Do this — Retype the whole listing, please, keeping every line exact and dropping the pictures.
## Begin The records
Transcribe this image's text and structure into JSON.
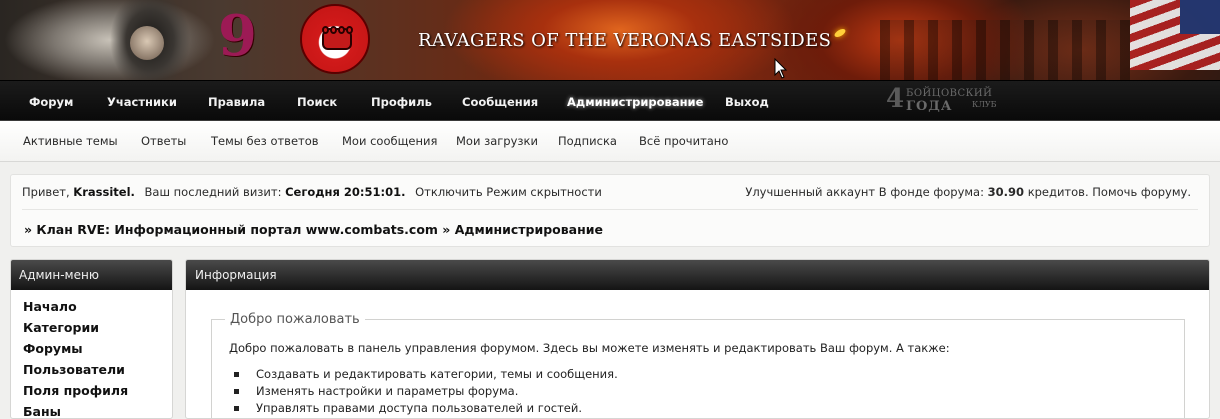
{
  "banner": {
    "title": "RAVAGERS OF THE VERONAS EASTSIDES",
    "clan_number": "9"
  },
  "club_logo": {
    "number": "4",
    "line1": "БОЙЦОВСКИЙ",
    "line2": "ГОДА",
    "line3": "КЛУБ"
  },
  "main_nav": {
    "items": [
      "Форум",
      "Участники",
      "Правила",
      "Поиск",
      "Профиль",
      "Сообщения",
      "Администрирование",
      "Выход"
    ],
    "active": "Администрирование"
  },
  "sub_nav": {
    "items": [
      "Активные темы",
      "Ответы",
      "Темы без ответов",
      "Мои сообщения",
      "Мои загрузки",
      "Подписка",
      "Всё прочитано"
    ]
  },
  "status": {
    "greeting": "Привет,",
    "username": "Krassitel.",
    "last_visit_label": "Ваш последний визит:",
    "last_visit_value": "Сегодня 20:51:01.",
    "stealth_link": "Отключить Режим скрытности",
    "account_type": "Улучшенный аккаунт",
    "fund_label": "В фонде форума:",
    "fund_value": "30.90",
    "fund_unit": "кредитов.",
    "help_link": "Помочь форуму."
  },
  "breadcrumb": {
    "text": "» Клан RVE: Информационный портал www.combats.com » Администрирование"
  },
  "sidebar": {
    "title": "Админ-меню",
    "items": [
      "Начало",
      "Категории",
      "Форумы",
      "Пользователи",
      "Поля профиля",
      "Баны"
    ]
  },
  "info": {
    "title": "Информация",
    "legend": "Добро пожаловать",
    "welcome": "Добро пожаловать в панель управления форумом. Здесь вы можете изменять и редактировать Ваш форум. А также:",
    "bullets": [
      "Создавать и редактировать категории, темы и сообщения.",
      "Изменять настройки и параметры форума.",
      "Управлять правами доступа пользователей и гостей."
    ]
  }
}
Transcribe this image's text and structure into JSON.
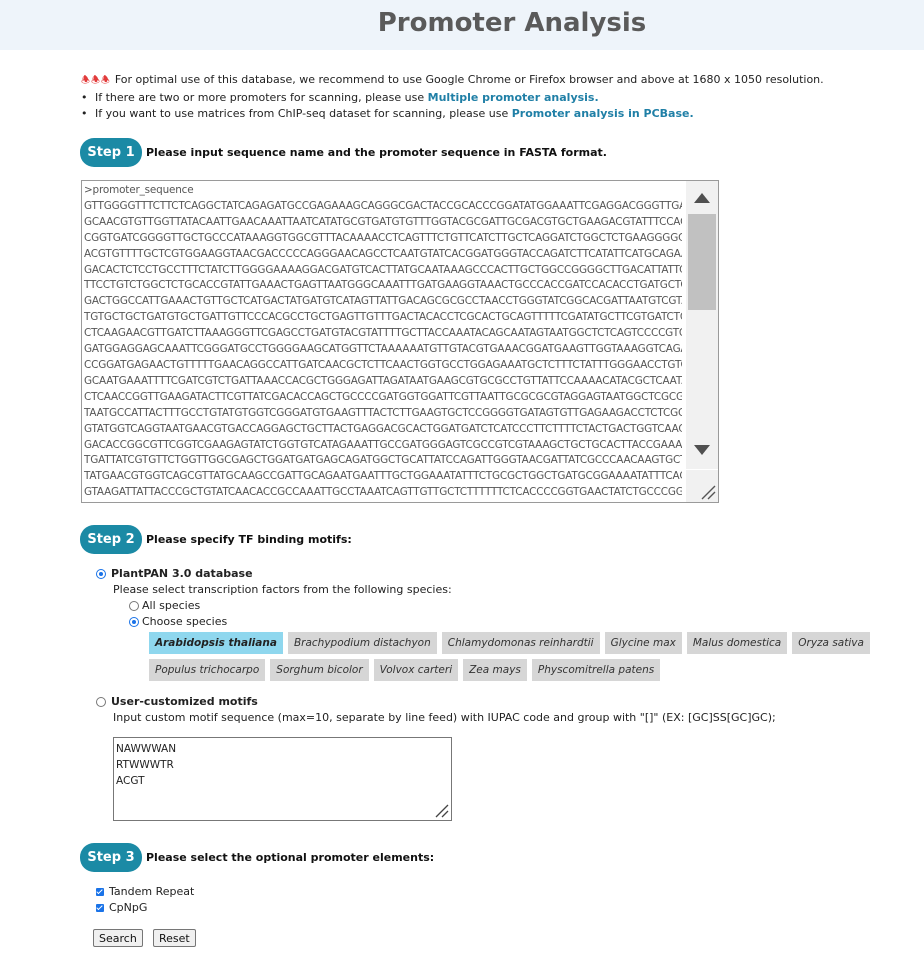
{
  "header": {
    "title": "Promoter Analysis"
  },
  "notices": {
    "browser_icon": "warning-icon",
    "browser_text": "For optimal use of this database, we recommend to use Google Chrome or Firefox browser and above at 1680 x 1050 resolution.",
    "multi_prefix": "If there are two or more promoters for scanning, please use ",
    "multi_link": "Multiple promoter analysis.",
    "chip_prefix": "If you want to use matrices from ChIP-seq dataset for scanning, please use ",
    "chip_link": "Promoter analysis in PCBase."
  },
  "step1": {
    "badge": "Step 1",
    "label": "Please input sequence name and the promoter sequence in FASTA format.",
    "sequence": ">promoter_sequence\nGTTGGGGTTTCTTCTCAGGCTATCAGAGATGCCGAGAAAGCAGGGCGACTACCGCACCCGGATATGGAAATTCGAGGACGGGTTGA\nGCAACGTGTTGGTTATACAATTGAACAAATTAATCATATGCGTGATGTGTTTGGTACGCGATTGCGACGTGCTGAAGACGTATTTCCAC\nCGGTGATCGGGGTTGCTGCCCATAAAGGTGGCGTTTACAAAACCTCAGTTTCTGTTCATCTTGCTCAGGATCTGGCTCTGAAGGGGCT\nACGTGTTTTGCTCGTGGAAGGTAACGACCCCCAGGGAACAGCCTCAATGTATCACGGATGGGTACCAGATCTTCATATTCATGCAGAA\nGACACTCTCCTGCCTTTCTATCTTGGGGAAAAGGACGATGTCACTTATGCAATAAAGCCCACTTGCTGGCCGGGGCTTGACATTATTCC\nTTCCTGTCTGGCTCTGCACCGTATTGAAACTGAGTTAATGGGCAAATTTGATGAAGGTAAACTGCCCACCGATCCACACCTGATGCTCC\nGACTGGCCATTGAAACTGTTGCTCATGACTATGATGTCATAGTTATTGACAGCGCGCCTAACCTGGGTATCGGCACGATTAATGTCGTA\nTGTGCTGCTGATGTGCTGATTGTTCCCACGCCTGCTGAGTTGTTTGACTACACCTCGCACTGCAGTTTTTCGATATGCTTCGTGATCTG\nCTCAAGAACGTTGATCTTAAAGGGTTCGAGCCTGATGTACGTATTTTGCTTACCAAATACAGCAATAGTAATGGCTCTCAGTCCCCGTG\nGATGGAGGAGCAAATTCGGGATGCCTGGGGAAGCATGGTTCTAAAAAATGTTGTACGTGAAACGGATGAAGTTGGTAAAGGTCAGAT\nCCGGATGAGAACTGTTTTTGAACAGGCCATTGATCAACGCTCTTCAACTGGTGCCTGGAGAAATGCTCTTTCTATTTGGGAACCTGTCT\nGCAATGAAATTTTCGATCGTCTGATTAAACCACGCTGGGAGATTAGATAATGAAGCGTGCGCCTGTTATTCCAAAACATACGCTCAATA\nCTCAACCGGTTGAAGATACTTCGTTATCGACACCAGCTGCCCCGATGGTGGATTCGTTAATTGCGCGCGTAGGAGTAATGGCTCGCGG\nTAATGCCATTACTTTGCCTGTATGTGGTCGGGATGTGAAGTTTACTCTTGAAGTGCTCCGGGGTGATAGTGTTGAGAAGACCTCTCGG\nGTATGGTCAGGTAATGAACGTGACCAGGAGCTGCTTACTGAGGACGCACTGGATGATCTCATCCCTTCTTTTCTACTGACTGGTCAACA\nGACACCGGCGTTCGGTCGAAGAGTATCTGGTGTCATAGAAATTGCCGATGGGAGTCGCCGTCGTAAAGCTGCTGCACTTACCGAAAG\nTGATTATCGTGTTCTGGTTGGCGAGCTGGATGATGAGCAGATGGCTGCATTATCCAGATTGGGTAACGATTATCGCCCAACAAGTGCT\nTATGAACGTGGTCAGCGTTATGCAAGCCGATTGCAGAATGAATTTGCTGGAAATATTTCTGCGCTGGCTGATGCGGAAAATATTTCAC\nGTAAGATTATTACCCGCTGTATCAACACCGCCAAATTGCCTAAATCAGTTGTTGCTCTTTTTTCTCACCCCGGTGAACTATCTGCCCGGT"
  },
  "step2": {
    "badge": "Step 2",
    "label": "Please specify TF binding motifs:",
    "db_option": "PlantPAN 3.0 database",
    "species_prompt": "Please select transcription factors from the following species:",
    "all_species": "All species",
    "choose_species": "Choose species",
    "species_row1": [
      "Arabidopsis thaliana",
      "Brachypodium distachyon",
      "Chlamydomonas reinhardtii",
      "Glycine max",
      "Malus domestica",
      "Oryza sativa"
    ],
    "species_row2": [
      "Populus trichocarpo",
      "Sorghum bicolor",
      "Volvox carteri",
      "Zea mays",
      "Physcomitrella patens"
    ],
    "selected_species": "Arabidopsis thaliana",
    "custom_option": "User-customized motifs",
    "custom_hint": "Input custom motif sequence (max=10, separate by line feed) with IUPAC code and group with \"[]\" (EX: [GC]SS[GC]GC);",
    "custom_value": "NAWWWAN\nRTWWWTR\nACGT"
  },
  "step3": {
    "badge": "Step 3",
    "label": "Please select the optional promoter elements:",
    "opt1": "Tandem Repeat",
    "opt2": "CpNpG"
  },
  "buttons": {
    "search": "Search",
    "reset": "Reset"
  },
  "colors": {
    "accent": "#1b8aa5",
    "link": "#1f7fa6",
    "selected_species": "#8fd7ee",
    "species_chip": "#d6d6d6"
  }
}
## End The records
Task response —
Transcribe this image's text and structure into JSON.
{
  "banner": {
    "title": "RAVAGERS OF THE VERONAS EASTSIDES",
    "clan_number": "9"
  },
  "club_logo": {
    "number": "4",
    "line1": "БОЙЦОВСКИЙ",
    "line2": "ГОДА",
    "line3": "КЛУБ"
  },
  "main_nav": {
    "items": [
      "Форум",
      "Участники",
      "Правила",
      "Поиск",
      "Профиль",
      "Сообщения",
      "Администрирование",
      "Выход"
    ],
    "active": "Администрирование"
  },
  "sub_nav": {
    "items": [
      "Активные темы",
      "Ответы",
      "Темы без ответов",
      "Мои сообщения",
      "Мои загрузки",
      "Подписка",
      "Всё прочитано"
    ]
  },
  "status": {
    "greeting": "Привет,",
    "username": "Krassitel.",
    "last_visit_label": "Ваш последний визит:",
    "last_visit_value": "Сегодня 20:51:01.",
    "stealth_link": "Отключить Режим скрытности",
    "account_type": "Улучшенный аккаунт",
    "fund_label": "В фонде форума:",
    "fund_value": "30.90",
    "fund_unit": "кредитов.",
    "help_link": "Помочь форуму."
  },
  "breadcrumb": {
    "text": "» Клан RVE: Информационный портал www.combats.com » Администрирование"
  },
  "sidebar": {
    "title": "Админ-меню",
    "items": [
      "Начало",
      "Категории",
      "Форумы",
      "Пользователи",
      "Поля профиля",
      "Баны"
    ]
  },
  "info": {
    "title": "Информация",
    "legend": "Добро пожаловать",
    "welcome": "Добро пожаловать в панель управления форумом. Здесь вы можете изменять и редактировать Ваш форум. А также:",
    "bullets": [
      "Создавать и редактировать категории, темы и сообщения.",
      "Изменять настройки и параметры форума.",
      "Управлять правами доступа пользователей и гостей."
    ]
  }
}
Transcribe this image's text and structure into JSON.
{
  "header": {
    "title": "Promoter Analysis"
  },
  "notices": {
    "browser_icon": "warning-icon",
    "browser_text": "For optimal use of this database, we recommend to use Google Chrome or Firefox browser and above at 1680 x 1050 resolution.",
    "multi_prefix": "If there are two or more promoters for scanning, please use ",
    "multi_link": "Multiple promoter analysis.",
    "chip_prefix": "If you want to use matrices from ChIP-seq dataset for scanning, please use ",
    "chip_link": "Promoter analysis in PCBase."
  },
  "step1": {
    "badge": "Step 1",
    "label": "Please input sequence name and the promoter sequence in FASTA format.",
    "sequence": ">promoter_sequence\nGTTGGGGTTTCTTCTCAGGCTATCAGAGATGCCGAGAAAGCAGGGCGACTACCGCACCCGGATATGGAAATTCGAGGACGGGTTGA\nGCAACGTGTTGGTTATACAATTGAACAAATTAATCATATGCGTGATGTGTTTGGTACGCGATTGCGACGTGCTGAAGACGTATTTCCAC\nCGGTGATCGGGGTTGCTGCCCATAAAGGTGGCGTTTACAAAACCTCAGTTTCTGTTCATCTTGCTCAGGATCTGGCTCTGAAGGGGCT\nACGTGTTTTGCTCGTGGAAGGTAACGACCCCCAGGGAACAGCCTCAATGTATCACGGATGGGTACCAGATCTTCATATTCATGCAGAA\nGACACTCTCCTGCCTTTCTATCTTGGGGAAAAGGACGATGTCACTTATGCAATAAAGCCCACTTGCTGGCCGGGGCTTGACATTATTCC\nTTCCTGTCTGGCTCTGCACCGTATTGAAACTGAGTTAATGGGCAAATTTGATGAAGGTAAACTGCCCACCGATCCACACCTGATGCTCC\nGACTGGCCATTGAAACTGTTGCTCATGACTATGATGTCATAGTTATTGACAGCGCGCCTAACCTGGGTATCGGCACGATTAATGTCGTA\nTGTGCTGCTGATGTGCTGATTGTTCCCACGCCTGCTGAGTTGTTTGACTACACCTCGCACTGCAGTTTTTCGATATGCTTCGTGATCTG\nCTCAAGAACGTTGATCTTAAAGGGTTCGAGCCTGATGTACGTATTTTGCTTACCAAATACAGCAATAGTAATGGCTCTCAGTCCCCGTG\nGATGGAGGAGCAAATTCGGGATGCCTGGGGAAGCATGGTTCTAAAAAATGTTGTACGTGAAACGGATGAAGTTGGTAAAGGTCAGAT\nCCGGATGAGAACTGTTTTTGAACAGGCCATTGATCAACGCTCTTCAACTGGTGCCTGGAGAAATGCTCTTTCTATTTGGGAACCTGTCT\nGCAATGAAATTTTCGATCGTCTGATTAAACCACGCTGGGAGATTAGATAATGAAGCGTGCGCCTGTTATTCCAAAACATACGCTCAATA\nCTCAACCGGTTGAAGATACTTCGTTATCGACACCAGCTGCCCCGATGGTGGATTCGTTAATTGCGCGCGTAGGAGTAATGGCTCGCGG\nTAATGCCATTACTTTGCCTGTATGTGGTCGGGATGTGAAGTTTACTCTTGAAGTGCTCCGGGGTGATAGTGTTGAGAAGACCTCTCGG\nGTATGGTCAGGTAATGAACGTGACCAGGAGCTGCTTACTGAGGACGCACTGGATGATCTCATCCCTTCTTTTCTACTGACTGGTCAACA\nGACACCGGCGTTCGGTCGAAGAGTATCTGGTGTCATAGAAATTGCCGATGGGAGTCGCCGTCGTAAAGCTGCTGCACTTACCGAAAG\nTGATTATCGTGTTCTGGTTGGCGAGCTGGATGATGAGCAGATGGCTGCATTATCCAGATTGGGTAACGATTATCGCCCAACAAGTGCT\nTATGAACGTGGTCAGCGTTATGCAAGCCGATTGCAGAATGAATTTGCTGGAAATATTTCTGCGCTGGCTGATGCGGAAAATATTTCAC\nGTAAGATTATTACCCGCTGTATCAACACCGCCAAATTGCCTAAATCAGTTGTTGCTCTTTTTTCTCACCCCGGTGAACTATCTGCCCGGT"
  },
  "step2": {
    "badge": "Step 2",
    "label": "Please specify TF binding motifs:",
    "db_option": "PlantPAN 3.0 database",
    "species_prompt": "Please select transcription factors from the following species:",
    "all_species": "All species",
    "choose_species": "Choose species",
    "species_row1": [
      "Arabidopsis thaliana",
      "Brachypodium distachyon",
      "Chlamydomonas reinhardtii",
      "Glycine max",
      "Malus domestica",
      "Oryza sativa"
    ],
    "species_row2": [
      "Populus trichocarpo",
      "Sorghum bicolor",
      "Volvox carteri",
      "Zea mays",
      "Physcomitrella patens"
    ],
    "selected_species": "Arabidopsis thaliana",
    "custom_option": "User-customized motifs",
    "custom_hint": "Input custom motif sequence (max=10, separate by line feed) with IUPAC code and group with \"[]\" (EX: [GC]SS[GC]GC);",
    "custom_value": "NAWWWAN\nRTWWWTR\nACGT"
  },
  "step3": {
    "badge": "Step 3",
    "label": "Please select the optional promoter elements:",
    "opt1": "Tandem Repeat",
    "opt2": "CpNpG"
  },
  "buttons": {
    "search": "Search",
    "reset": "Reset"
  },
  "colors": {
    "accent": "#1b8aa5",
    "link": "#1f7fa6",
    "selected_species": "#8fd7ee",
    "species_chip": "#d6d6d6"
  }
}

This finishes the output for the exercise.